»»

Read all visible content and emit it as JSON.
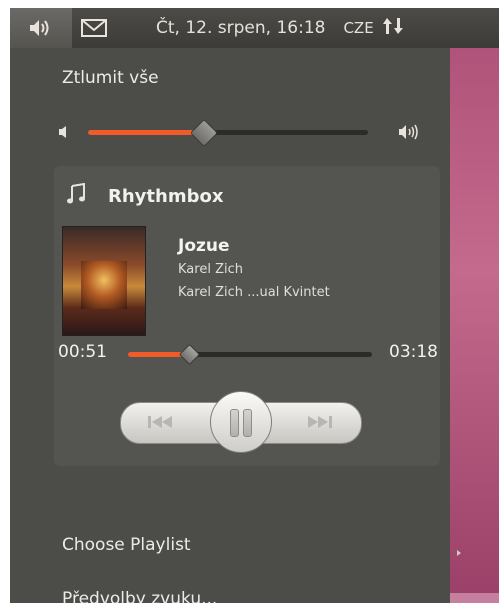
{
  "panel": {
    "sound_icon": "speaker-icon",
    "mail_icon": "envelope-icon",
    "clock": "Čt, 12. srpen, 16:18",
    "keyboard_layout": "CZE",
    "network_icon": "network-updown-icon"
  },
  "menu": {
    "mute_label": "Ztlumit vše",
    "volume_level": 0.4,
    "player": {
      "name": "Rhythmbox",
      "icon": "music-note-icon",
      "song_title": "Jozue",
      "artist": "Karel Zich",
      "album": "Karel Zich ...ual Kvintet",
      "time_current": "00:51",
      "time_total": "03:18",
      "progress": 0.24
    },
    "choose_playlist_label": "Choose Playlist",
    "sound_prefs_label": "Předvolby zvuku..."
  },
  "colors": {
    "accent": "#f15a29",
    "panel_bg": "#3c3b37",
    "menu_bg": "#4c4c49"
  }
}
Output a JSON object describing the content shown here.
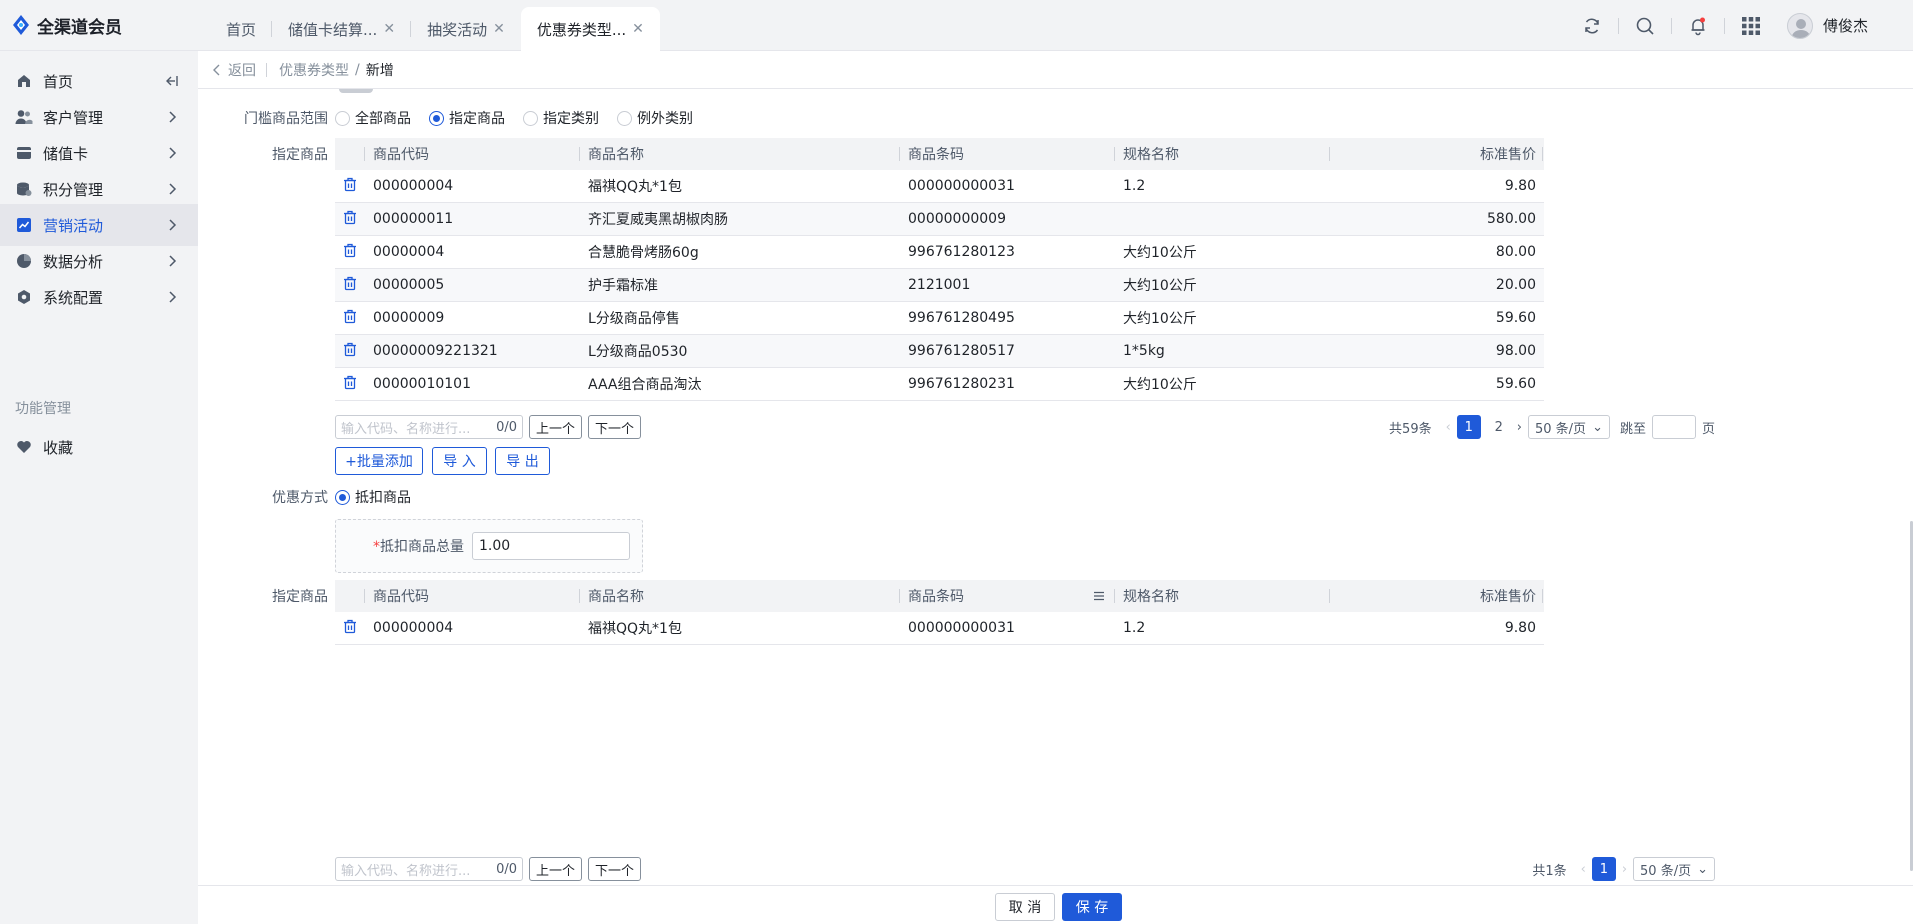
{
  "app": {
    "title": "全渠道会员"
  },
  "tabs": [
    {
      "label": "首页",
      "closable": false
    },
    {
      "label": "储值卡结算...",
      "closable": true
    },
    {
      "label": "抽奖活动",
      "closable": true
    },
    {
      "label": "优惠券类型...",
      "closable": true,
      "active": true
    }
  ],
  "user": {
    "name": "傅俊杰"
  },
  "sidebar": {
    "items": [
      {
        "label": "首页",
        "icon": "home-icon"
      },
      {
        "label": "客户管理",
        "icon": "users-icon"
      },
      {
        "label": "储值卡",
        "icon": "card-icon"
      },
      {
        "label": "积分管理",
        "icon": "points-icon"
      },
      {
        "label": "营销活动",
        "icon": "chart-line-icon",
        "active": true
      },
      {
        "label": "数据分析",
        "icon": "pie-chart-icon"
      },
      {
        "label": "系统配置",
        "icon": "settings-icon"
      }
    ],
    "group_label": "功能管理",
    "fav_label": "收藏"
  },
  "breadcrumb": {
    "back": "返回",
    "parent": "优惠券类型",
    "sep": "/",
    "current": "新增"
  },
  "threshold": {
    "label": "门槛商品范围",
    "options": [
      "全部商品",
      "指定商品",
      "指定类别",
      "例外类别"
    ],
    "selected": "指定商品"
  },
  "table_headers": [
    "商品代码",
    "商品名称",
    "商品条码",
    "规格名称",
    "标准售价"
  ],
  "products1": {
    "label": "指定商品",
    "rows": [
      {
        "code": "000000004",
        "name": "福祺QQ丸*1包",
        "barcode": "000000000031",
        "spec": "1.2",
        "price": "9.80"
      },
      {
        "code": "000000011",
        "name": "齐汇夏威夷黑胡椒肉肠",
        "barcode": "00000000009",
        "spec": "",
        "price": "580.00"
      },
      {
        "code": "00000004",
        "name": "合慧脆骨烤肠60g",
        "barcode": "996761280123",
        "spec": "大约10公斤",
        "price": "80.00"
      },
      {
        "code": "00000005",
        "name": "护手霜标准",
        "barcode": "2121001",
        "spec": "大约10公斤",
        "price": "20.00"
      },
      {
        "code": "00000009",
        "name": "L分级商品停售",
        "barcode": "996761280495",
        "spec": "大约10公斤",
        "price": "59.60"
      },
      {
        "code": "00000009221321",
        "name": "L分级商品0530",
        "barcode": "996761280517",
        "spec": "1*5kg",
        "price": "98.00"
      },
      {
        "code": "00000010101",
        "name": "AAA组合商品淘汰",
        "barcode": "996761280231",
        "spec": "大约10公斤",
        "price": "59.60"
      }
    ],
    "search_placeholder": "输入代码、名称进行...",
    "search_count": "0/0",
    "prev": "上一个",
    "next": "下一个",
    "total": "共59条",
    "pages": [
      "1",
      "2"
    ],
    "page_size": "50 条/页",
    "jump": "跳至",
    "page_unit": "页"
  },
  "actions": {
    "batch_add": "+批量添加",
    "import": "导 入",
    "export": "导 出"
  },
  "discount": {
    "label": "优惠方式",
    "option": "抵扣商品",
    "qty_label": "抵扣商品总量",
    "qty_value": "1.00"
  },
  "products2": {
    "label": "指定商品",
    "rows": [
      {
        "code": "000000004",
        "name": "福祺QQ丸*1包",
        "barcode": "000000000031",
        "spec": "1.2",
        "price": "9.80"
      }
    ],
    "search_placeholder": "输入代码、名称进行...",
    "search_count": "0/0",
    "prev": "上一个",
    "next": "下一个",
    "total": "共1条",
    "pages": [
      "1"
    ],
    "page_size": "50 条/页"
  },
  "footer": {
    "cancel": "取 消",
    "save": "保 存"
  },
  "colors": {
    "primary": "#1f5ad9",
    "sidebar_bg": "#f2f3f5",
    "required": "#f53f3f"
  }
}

««
»»

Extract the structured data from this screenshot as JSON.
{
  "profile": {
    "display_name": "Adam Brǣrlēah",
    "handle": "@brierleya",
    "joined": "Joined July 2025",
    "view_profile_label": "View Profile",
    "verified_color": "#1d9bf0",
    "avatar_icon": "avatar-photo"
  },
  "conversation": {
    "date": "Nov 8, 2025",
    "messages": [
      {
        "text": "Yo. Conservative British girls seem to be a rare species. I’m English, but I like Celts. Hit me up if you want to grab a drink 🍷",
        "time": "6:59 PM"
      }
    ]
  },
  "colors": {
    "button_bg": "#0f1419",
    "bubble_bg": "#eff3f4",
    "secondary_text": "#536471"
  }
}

««
»»

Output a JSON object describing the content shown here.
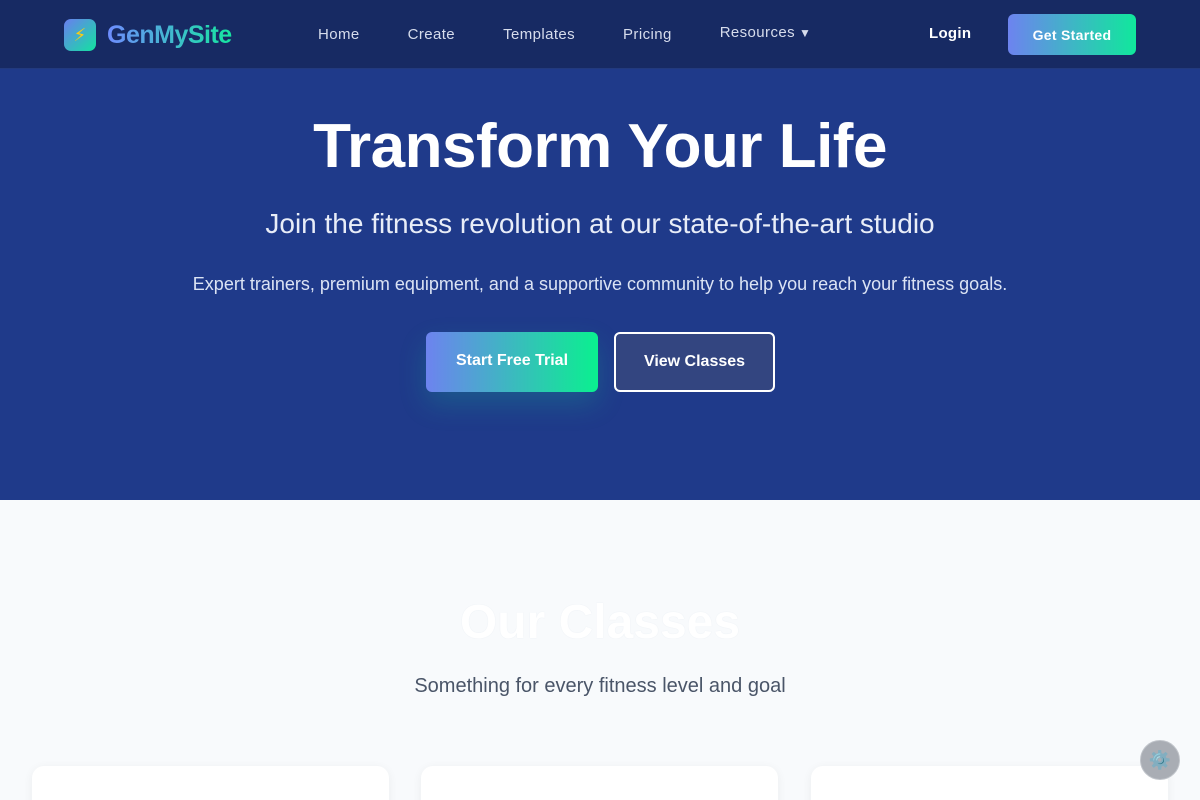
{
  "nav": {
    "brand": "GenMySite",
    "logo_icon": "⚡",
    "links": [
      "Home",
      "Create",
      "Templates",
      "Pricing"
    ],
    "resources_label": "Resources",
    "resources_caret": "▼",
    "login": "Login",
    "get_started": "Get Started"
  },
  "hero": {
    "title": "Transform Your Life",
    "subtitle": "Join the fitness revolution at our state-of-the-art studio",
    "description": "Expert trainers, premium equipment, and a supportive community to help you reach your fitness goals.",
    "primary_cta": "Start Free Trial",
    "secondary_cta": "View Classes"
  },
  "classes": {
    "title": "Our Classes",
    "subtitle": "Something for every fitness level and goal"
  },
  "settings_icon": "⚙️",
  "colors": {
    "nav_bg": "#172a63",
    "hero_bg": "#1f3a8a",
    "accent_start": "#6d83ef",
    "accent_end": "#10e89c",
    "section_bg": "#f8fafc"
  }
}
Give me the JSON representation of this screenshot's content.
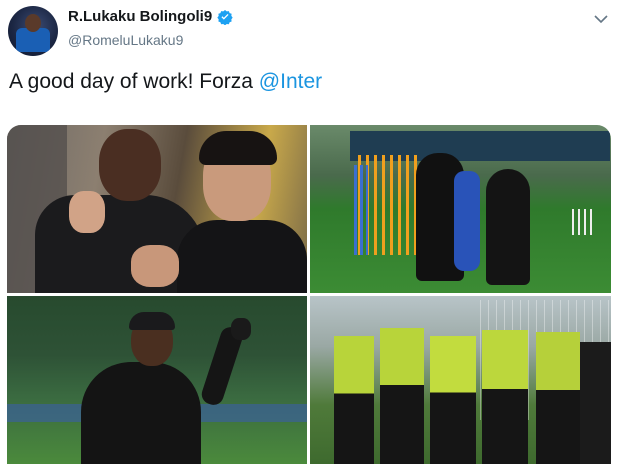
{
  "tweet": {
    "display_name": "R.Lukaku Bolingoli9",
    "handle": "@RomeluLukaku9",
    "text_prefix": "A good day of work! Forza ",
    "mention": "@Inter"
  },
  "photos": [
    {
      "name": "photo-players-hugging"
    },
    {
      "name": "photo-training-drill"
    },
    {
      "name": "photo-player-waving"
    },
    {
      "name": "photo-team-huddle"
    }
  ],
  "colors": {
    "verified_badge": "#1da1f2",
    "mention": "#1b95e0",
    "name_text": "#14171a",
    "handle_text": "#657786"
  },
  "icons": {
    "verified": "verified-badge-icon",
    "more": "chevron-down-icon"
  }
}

««

• [Work to complete] Every line above that contains the word "chart" should be reported.

• [Final result]
        "icon": "chart-line-icon",
        "icon": "pie-chart-icon"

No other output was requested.